***** Source data

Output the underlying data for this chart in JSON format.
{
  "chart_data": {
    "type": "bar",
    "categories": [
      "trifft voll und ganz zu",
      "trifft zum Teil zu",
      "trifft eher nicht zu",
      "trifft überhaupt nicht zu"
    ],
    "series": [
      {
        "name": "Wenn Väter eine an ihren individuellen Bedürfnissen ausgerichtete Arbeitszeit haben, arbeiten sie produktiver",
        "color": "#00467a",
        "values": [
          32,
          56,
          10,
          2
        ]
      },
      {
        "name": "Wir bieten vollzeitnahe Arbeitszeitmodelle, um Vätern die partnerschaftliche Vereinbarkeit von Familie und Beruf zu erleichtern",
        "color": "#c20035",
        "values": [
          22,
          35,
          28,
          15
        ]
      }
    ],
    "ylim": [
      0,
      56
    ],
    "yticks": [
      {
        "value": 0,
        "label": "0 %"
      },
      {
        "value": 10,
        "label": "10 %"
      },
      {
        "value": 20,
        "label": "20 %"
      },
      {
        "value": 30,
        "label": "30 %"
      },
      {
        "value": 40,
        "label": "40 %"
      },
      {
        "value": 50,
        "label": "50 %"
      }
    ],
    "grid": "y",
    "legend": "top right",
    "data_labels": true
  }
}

**********
***** Source data

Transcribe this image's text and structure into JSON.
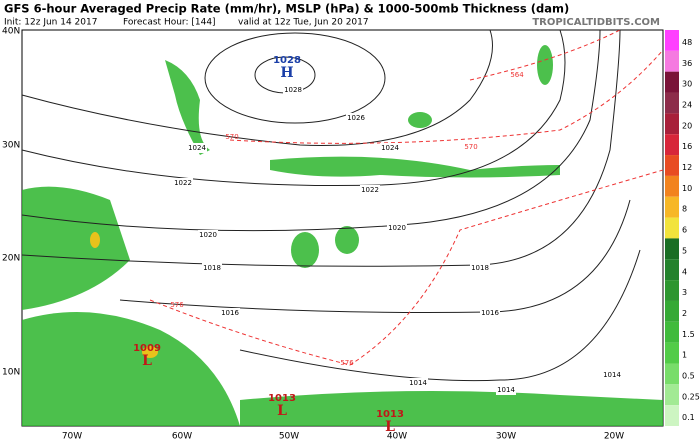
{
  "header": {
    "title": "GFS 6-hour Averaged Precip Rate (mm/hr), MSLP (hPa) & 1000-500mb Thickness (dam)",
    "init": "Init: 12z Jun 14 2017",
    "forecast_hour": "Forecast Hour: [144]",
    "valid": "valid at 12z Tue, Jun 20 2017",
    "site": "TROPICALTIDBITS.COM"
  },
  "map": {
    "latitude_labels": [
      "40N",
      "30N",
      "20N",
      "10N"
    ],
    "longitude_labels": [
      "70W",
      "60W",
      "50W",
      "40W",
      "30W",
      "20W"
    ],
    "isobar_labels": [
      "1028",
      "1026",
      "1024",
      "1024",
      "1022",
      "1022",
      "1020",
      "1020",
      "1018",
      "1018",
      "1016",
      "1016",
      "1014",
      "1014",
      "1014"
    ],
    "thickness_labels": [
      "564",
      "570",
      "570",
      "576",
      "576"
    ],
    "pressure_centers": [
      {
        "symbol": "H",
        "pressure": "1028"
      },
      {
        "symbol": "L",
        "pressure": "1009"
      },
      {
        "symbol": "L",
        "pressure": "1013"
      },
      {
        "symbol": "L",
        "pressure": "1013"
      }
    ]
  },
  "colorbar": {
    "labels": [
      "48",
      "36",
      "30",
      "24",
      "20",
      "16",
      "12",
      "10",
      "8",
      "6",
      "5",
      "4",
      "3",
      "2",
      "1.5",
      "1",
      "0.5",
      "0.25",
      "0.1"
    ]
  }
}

**********

Requirement - Give the number of lines in the listing above that contain "this", and nothing else.

Right answer - 2